begin DATA ROWS

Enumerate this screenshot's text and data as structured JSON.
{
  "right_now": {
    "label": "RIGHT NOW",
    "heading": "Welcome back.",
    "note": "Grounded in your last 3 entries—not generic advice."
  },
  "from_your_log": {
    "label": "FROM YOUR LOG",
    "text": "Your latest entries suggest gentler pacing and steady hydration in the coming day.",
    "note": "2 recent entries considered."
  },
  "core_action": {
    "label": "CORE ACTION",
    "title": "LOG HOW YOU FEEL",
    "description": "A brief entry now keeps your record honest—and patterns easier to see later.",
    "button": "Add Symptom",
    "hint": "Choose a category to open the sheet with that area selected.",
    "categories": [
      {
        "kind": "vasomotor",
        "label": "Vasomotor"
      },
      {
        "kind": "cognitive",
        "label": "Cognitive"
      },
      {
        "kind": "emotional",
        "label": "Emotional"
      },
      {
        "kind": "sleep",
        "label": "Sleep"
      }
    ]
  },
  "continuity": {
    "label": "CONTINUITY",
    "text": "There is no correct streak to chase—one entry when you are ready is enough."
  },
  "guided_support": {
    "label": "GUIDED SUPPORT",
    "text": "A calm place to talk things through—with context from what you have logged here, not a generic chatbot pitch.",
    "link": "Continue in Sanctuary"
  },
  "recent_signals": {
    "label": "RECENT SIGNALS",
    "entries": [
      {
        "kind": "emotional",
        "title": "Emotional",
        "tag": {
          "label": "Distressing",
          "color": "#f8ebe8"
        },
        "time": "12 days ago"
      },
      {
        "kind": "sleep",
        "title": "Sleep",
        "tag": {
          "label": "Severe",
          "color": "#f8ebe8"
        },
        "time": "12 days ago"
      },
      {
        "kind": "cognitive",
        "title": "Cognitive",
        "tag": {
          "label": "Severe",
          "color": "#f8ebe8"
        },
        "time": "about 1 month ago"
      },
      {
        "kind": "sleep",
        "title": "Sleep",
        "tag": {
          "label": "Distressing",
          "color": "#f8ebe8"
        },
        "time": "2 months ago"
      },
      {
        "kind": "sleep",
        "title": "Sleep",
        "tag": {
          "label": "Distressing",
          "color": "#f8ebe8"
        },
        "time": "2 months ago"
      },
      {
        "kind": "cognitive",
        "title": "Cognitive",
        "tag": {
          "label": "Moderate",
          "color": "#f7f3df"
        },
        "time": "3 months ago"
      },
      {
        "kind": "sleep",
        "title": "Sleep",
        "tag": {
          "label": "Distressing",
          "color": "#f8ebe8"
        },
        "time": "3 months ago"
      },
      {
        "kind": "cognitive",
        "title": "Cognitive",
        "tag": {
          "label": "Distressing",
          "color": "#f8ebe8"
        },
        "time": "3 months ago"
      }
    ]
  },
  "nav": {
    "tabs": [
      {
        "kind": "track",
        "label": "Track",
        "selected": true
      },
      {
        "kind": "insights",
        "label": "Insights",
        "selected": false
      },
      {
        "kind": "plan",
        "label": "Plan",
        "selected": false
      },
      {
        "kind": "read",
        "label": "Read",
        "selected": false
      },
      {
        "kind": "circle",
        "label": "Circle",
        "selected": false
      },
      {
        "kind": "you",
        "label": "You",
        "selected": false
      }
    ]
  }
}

end DATA ROWS

● TASK
Extract every entry in the listing word for word.

● IN RESPONSE
Enumerate this screenshot's text and data as structured JSON.
{
  "right_now": {
    "label": "RIGHT NOW",
    "heading": "Welcome back.",
    "note": "Grounded in your last 3 entries—not generic advice."
  },
  "from_your_log": {
    "label": "FROM YOUR LOG",
    "text": "Your latest entries suggest gentler pacing and steady hydration in the coming day.",
    "note": "2 recent entries considered."
  },
  "core_action": {
    "label": "CORE ACTION",
    "title": "LOG HOW YOU FEEL",
    "description": "A brief entry now keeps your record honest—and patterns easier to see later.",
    "button": "Add Symptom",
    "hint": "Choose a category to open the sheet with that area selected.",
    "categories": [
      {
        "kind": "vasomotor",
        "label": "Vasomotor"
      },
      {
        "kind": "cognitive",
        "label": "Cognitive"
      },
      {
        "kind": "emotional",
        "label": "Emotional"
      },
      {
        "kind": "sleep",
        "label": "Sleep"
      }
    ]
  },
  "continuity": {
    "label": "CONTINUITY",
    "text": "There is no correct streak to chase—one entry when you are ready is enough."
  },
  "guided_support": {
    "label": "GUIDED SUPPORT",
    "text": "A calm place to talk things through—with context from what you have logged here, not a generic chatbot pitch.",
    "link": "Continue in Sanctuary"
  },
  "recent_signals": {
    "label": "RECENT SIGNALS",
    "entries": [
      {
        "kind": "emotional",
        "title": "Emotional",
        "tag": {
          "label": "Distressing",
          "color": "#f8ebe8"
        },
        "time": "12 days ago"
      },
      {
        "kind": "sleep",
        "title": "Sleep",
        "tag": {
          "label": "Severe",
          "color": "#f8ebe8"
        },
        "time": "12 days ago"
      },
      {
        "kind": "cognitive",
        "title": "Cognitive",
        "tag": {
          "label": "Severe",
          "color": "#f8ebe8"
        },
        "time": "about 1 month ago"
      },
      {
        "kind": "sleep",
        "title": "Sleep",
        "tag": {
          "label": "Distressing",
          "color": "#f8ebe8"
        },
        "time": "2 months ago"
      },
      {
        "kind": "sleep",
        "title": "Sleep",
        "tag": {
          "label": "Distressing",
          "color": "#f8ebe8"
        },
        "time": "2 months ago"
      },
      {
        "kind": "cognitive",
        "title": "Cognitive",
        "tag": {
          "label": "Moderate",
          "color": "#f7f3df"
        },
        "time": "3 months ago"
      },
      {
        "kind": "sleep",
        "title": "Sleep",
        "tag": {
          "label": "Distressing",
          "color": "#f8ebe8"
        },
        "time": "3 months ago"
      },
      {
        "kind": "cognitive",
        "title": "Cognitive",
        "tag": {
          "label": "Distressing",
          "color": "#f8ebe8"
        },
        "time": "3 months ago"
      }
    ]
  },
  "nav": {
    "tabs": [
      {
        "kind": "track",
        "label": "Track",
        "selected": true
      },
      {
        "kind": "insights",
        "label": "Insights",
        "selected": false
      },
      {
        "kind": "plan",
        "label": "Plan",
        "selected": false
      },
      {
        "kind": "read",
        "label": "Read",
        "selected": false
      },
      {
        "kind": "circle",
        "label": "Circle",
        "selected": false
      },
      {
        "kind": "you",
        "label": "You",
        "selected": false
      }
    ]
  }
}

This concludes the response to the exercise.